→ **Your goal**:
Return every line of the data below that includes the string "Thiết".

→ **Input rows**:
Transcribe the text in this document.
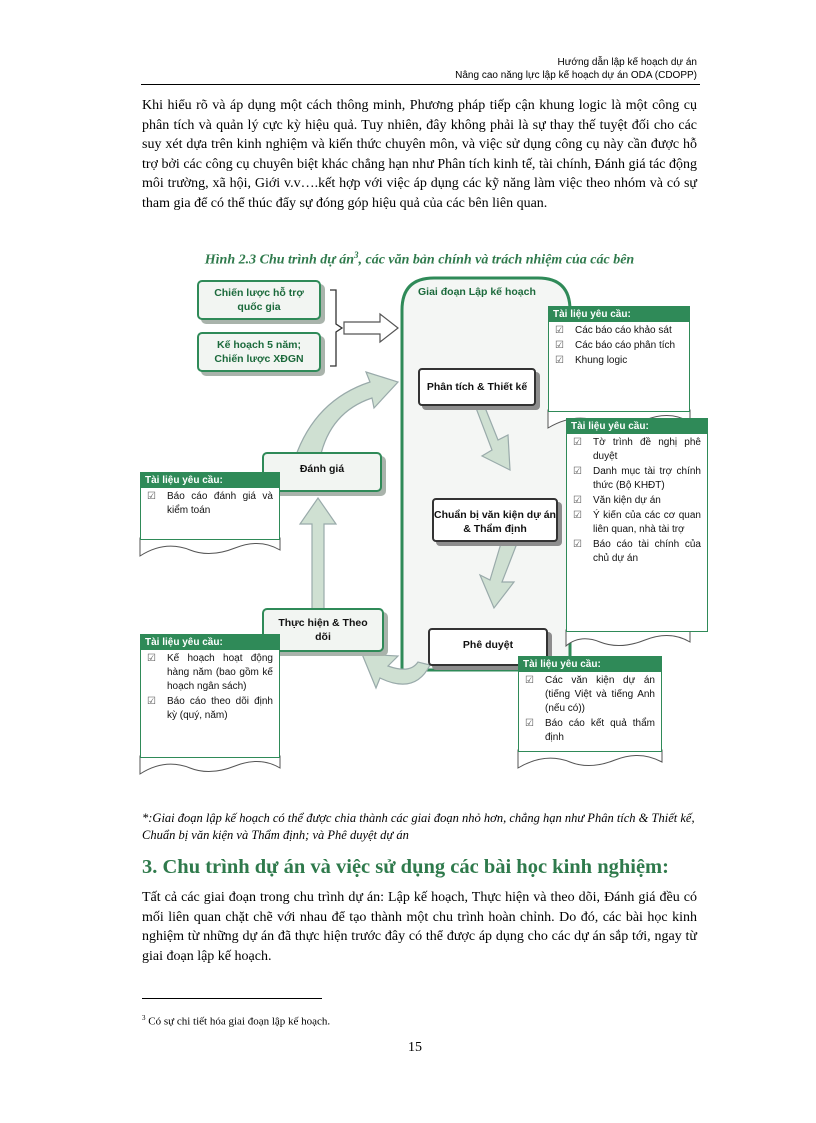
Hướng dẫn lập kế hoạch dự án
Nâng cao năng lực lập kế hoạch dự án ODA (CDOPP)
Khi hiểu rõ và áp dụng một cách thông minh, Phương pháp tiếp cận khung logic là một công cụ phân tích và quản lý cực kỳ hiệu quả. Tuy nhiên, đây không phải là sự thay thế tuyệt đối cho các suy xét dựa trên kinh nghiệm và kiến thức chuyên môn, và việc sử dụng công cụ này cần được hỗ trợ bởi các công cụ chuyên biệt khác chẳng hạn như Phân tích kinh tế, tài chính, Đánh giá tác động môi trường, xã hội, Giới v.v….kết hợp với việc áp dụng các kỹ năng làm việc theo nhóm và có sự tham gia để có thể thúc đẩy sự đóng góp hiệu quả của các bên liên quan.
Hình 2.3 Chu trình dự $án^3$, các văn bản chính và trách nhiệm của các bên
Chiến lược hỗ trợ quốc gia
Kế hoạch 5 năm; Chiến lược XĐGN
Giai đoạn Lập kế hoạch
Phân tích & Thiết kế
Chuẩn bị văn kiện dự án & Thẩm định
Phê duyệt
Đánh giá
Thực hiện & Theo dõi
Tài liệu yêu cầu:
☑ Các báo cáo khảo sát
☑ Các báo cáo phân tích
☑ Khung logic
Tài liệu yêu cầu:
☑ Tờ trình đề nghị phê duyệt
☑ Danh mục tài trợ chính thức (Bộ KHĐT)
☑ Văn kiện dự án
☑ Ý kiến của các cơ quan liên quan, nhà tài trợ
☑ Báo cáo tài chính của chủ dự án
Tài liệu yêu cầu:
☑ Các văn kiện dự án (tiếng Việt và tiếng Anh (nếu có))
☑ Báo cáo kết quả thẩm định
Tài liệu yêu cầu:
☑ Báo cáo đánh giá và kiểm toán
Tài liệu yêu cầu:
☑ Kế hoạch hoạt động hàng năm (bao gồm kế hoạch ngân sách)
☑ Báo cáo theo dõi định kỳ (quý, năm)
*:Giai đoạn lập kế hoạch có thể được chia thành các giai đoạn nhỏ hơn, chẳng hạn như Phân tích & Thiết kế, Chuẩn bị văn kiện và Thẩm định; và Phê duyệt dự án
3. Chu trình dự án và việc sử dụng các bài học kinh nghiệm:
Tất cả các giai đoạn trong chu trình dự án: Lập kế hoạch, Thực hiện và theo dõi, Đánh giá đều có mối liên quan chặt chẽ với nhau để tạo thành một chu trình hoàn chỉnh. Do đó, các bài học kinh nghiệm từ những dự án đã thực hiện trước đây có thể được áp dụng cho các dự án sắp tới, ngay từ giai đoạn lập kế hoạch.
$^3$ Có sự chi tiết hóa giai đoạn lập kế hoạch.
15
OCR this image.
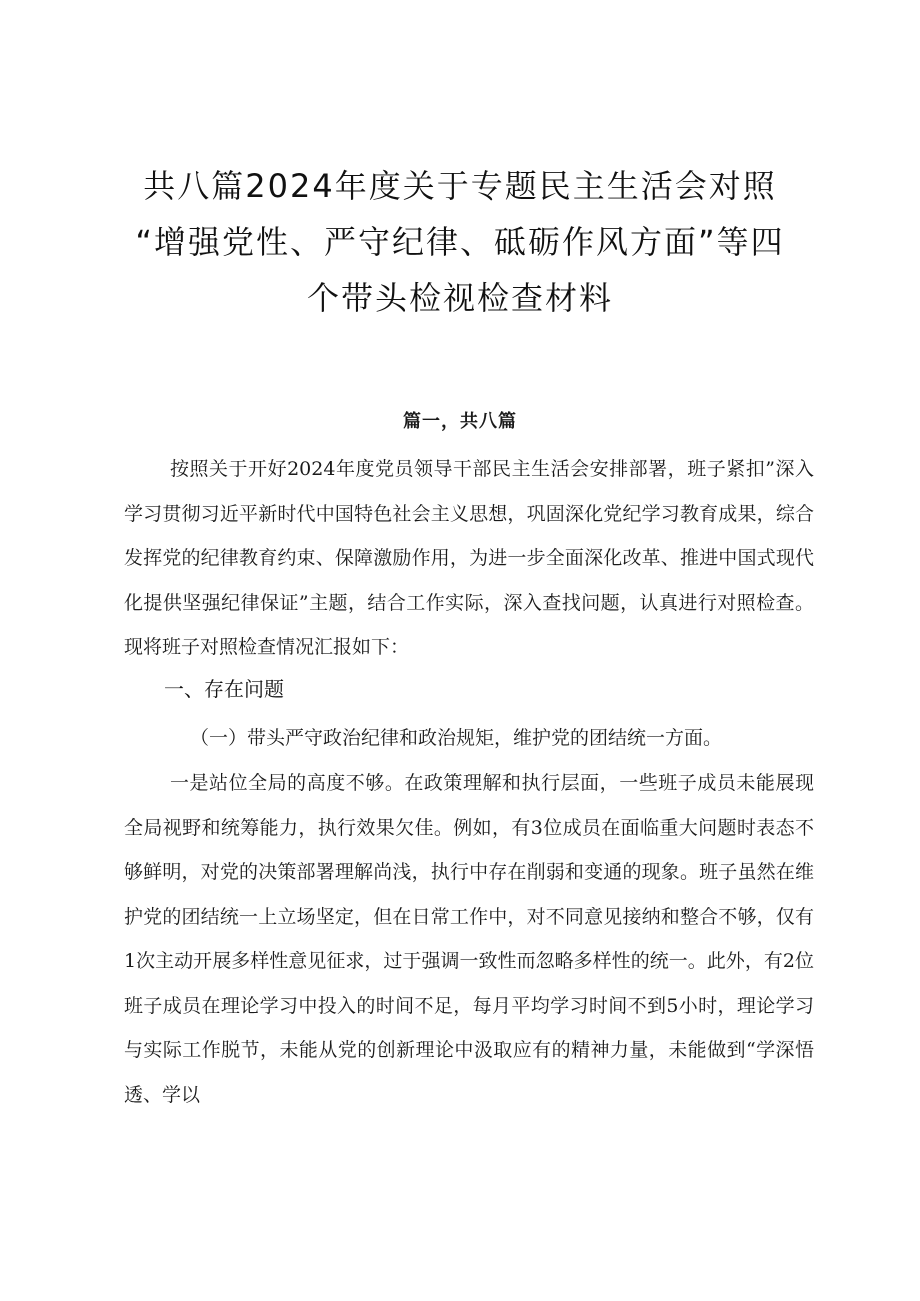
共八篇2024年度关于专题民主生活会对照
“增强党性、严守纪律、砥砺作风方面”等四
个带头检视检查材料
篇一，共八篇
按照关于开好2024年度党员领导干部民主生活会安排部署，班子紧扣”深入学习贯彻习近平新时代中国特色社会主义思想，巩固深化党纪学习教育成果，综合发挥党的纪律教育约束、保障激励作用，为进一步全面深化改革、推进中国式现代化提供坚强纪律保证”主题，结合工作实际，深入查找问题，认真进行对照检查。现将班子对照检查情况汇报如下：
一、存在问题
（一）带头严守政治纪律和政治规矩，维护党的团结统一方面。
一是站位全局的高度不够。在政策理解和执行层面，一些班子成员未能展现全局视野和统筹能力，执行效果欠佳。例如，有3位成员在面临重大问题时表态不够鲜明，对党的决策部署理解尚浅，执行中存在削弱和变通的现象。班子虽然在维护党的团结统一上立场坚定，但在日常工作中，对不同意见接纳和整合不够，仅有1次主动开展多样性意见征求，过于强调一致性而忽略多样性的统一。此外，有2位班子成员在理论学习中投入的时间不足，每月平均学习时间不到5小时，理论学习与实际工作脱节，未能从党的创新理论中汲取应有的精神力量，未能做到“学深悟透、学以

→ **Response for this exercise**:
Phân tích & Thiết kế
*:Giai đoạn lập kế hoạch có thể được chia thành các giai đoạn nhỏ hơn, chẳng hạn như Phân tích & Thiết kế, Chuẩn bị văn kiện và Thẩm định; và Phê duyệt dự án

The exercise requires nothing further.